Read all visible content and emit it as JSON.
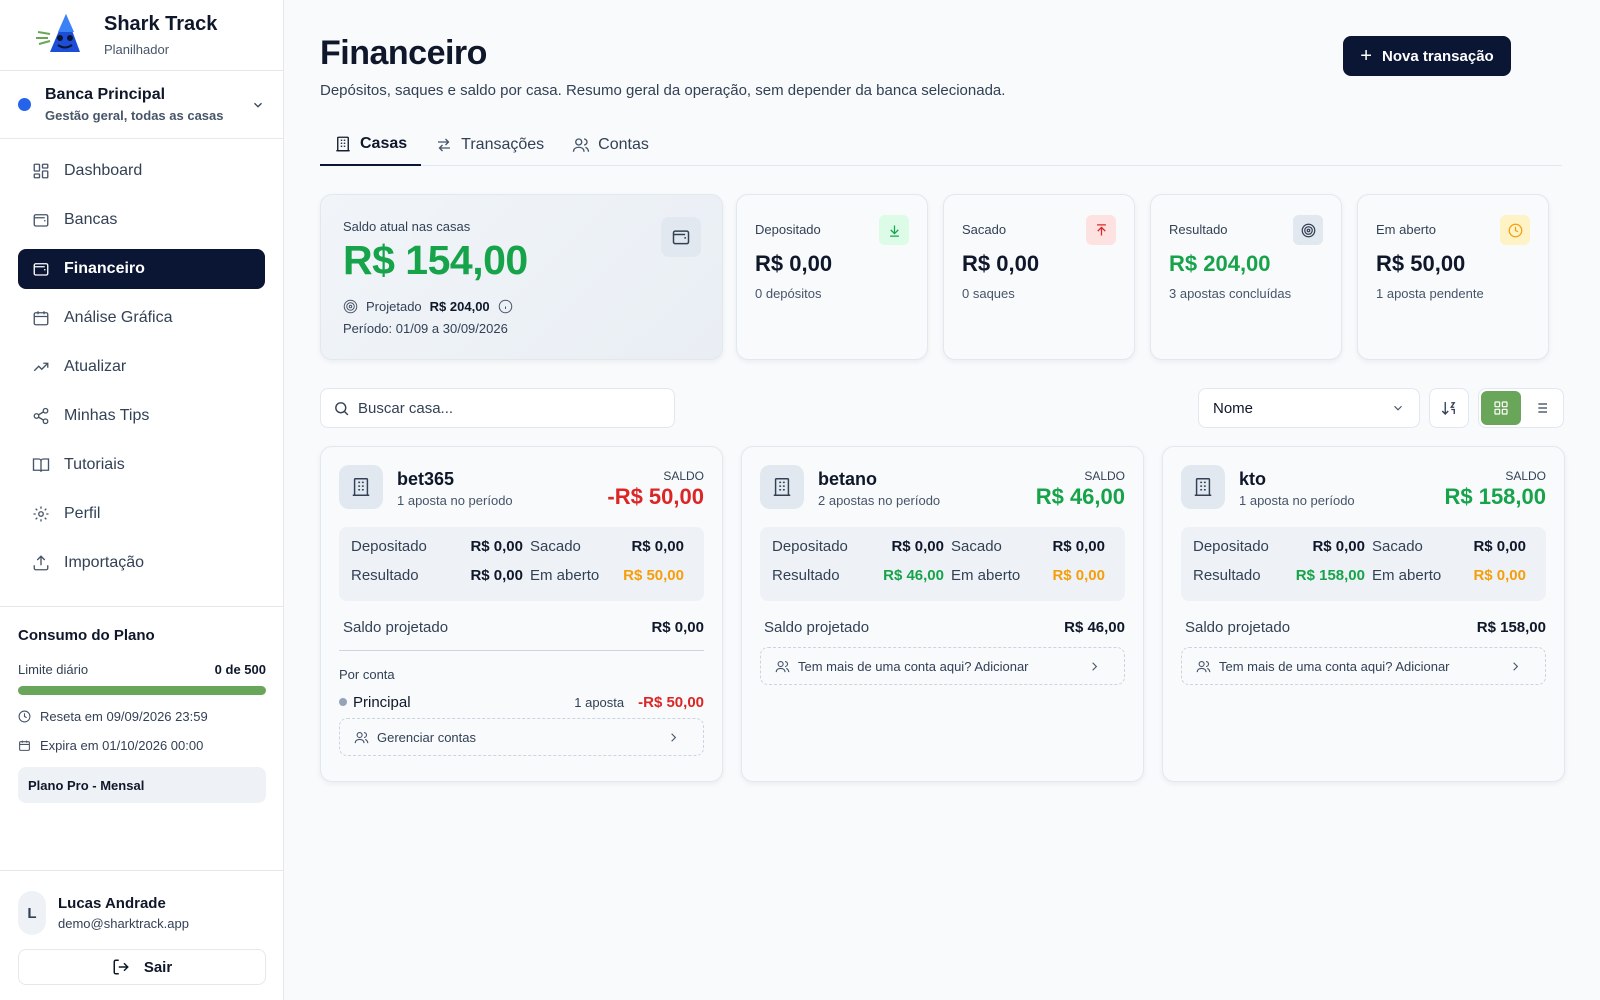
{
  "brand": {
    "title": "Shark Track",
    "subtitle": "Planilhador"
  },
  "bank": {
    "name": "Banca Principal",
    "subtitle": "Gestão geral, todas as casas",
    "dot_color": "#2563eb"
  },
  "nav": {
    "items": [
      {
        "label": "Dashboard",
        "icon": "grid-icon"
      },
      {
        "label": "Bancas",
        "icon": "wallet-icon"
      },
      {
        "label": "Financeiro",
        "icon": "wallet-icon",
        "active": true
      },
      {
        "label": "Análise Gráfica",
        "icon": "calendar-icon"
      },
      {
        "label": "Atualizar",
        "icon": "trending-up-icon"
      },
      {
        "label": "Minhas Tips",
        "icon": "share-icon"
      },
      {
        "label": "Tutoriais",
        "icon": "book-icon"
      },
      {
        "label": "Perfil",
        "icon": "gear-icon"
      },
      {
        "label": "Importação",
        "icon": "upload-icon"
      }
    ]
  },
  "plan": {
    "title": "Consumo do Plano",
    "limit_label": "Limite diário",
    "limit_value": "0 de 500",
    "usage_fraction": 1.0,
    "bar_color": "#6aa65a",
    "reset_text": "Reseta em 09/09/2026 23:59",
    "expire_text": "Expira em 01/10/2026 00:00",
    "badge": "Plano Pro - Mensal"
  },
  "user": {
    "initial": "L",
    "name": "Lucas Andrade",
    "email": "demo@sharktrack.app",
    "logout_label": "Sair"
  },
  "header": {
    "title": "Financeiro",
    "description": "Depósitos, saques e saldo por casa. Resumo geral da operação, sem depender da banca selecionada.",
    "new_button": "Nova transação"
  },
  "tabs": [
    {
      "label": "Casas",
      "active": true
    },
    {
      "label": "Transações"
    },
    {
      "label": "Contas"
    }
  ],
  "balance": {
    "label": "Saldo atual nas casas",
    "value": "R$ 154,00",
    "projected_label": "Projetado",
    "projected_value": "R$ 204,00",
    "period": "Período: 01/09 a 30/09/2026"
  },
  "stats": [
    {
      "label": "Depositado",
      "value": "R$ 0,00",
      "sub": "0 depósitos",
      "icon": "arrow-down-icon",
      "icon_color": "#16a34a",
      "icon_bg": "#dcfce7",
      "value_color": "#0f172a"
    },
    {
      "label": "Sacado",
      "value": "R$ 0,00",
      "sub": "0 saques",
      "icon": "arrow-up-icon",
      "icon_color": "#dc2626",
      "icon_bg": "#fee2e2",
      "value_color": "#0f172a"
    },
    {
      "label": "Resultado",
      "value": "R$ 204,00",
      "sub": "3 apostas concluídas",
      "icon": "target-icon",
      "icon_color": "#334155",
      "icon_bg": "#e2e8f0",
      "value_color": "#16a34a"
    },
    {
      "label": "Em aberto",
      "value": "R$ 50,00",
      "sub": "1 aposta pendente",
      "icon": "clock-icon",
      "icon_color": "#f59e0b",
      "icon_bg": "#fef3c7",
      "value_color": "#0f172a"
    }
  ],
  "toolbar": {
    "search_placeholder": "Buscar casa...",
    "sort_value": "Nome"
  },
  "houses": [
    {
      "name": "bet365",
      "sub": "1 aposta no período",
      "saldo_label": "SALDO",
      "saldo": "-R$ 50,00",
      "saldo_color": "#dc2626",
      "dep_label": "Depositado",
      "dep": "R$ 0,00",
      "sac_label": "Sacado",
      "sac": "R$ 0,00",
      "res_label": "Resultado",
      "res": "R$ 0,00",
      "res_color": "#0f172a",
      "open_label": "Em aberto",
      "open": "R$ 50,00",
      "open_color": "#f59e0b",
      "proj_label": "Saldo projetado",
      "proj": "R$ 0,00",
      "por_conta": "Por conta",
      "account_name": "Principal",
      "account_count": "1 aposta",
      "account_value": "-R$ 50,00",
      "link": "Gerenciar contas"
    },
    {
      "name": "betano",
      "sub": "2 apostas no período",
      "saldo_label": "SALDO",
      "saldo": "R$ 46,00",
      "saldo_color": "#16a34a",
      "dep_label": "Depositado",
      "dep": "R$ 0,00",
      "sac_label": "Sacado",
      "sac": "R$ 0,00",
      "res_label": "Resultado",
      "res": "R$ 46,00",
      "res_color": "#16a34a",
      "open_label": "Em aberto",
      "open": "R$ 0,00",
      "open_color": "#f59e0b",
      "proj_label": "Saldo projetado",
      "proj": "R$ 46,00",
      "link": "Tem mais de uma conta aqui? Adicionar"
    },
    {
      "name": "kto",
      "sub": "1 aposta no período",
      "saldo_label": "SALDO",
      "saldo": "R$ 158,00",
      "saldo_color": "#16a34a",
      "dep_label": "Depositado",
      "dep": "R$ 0,00",
      "sac_label": "Sacado",
      "sac": "R$ 0,00",
      "res_label": "Resultado",
      "res": "R$ 158,00",
      "res_color": "#16a34a",
      "open_label": "Em aberto",
      "open": "R$ 0,00",
      "open_color": "#f59e0b",
      "proj_label": "Saldo projetado",
      "proj": "R$ 158,00",
      "link": "Tem mais de uma conta aqui? Adicionar"
    }
  ]
}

◆ JOB: Scan the material above. Extract every line in which the word "Principal" occurs.

◆ WORKED ANSWER:
    "name": "Banca Principal",
      "account_name": "Principal",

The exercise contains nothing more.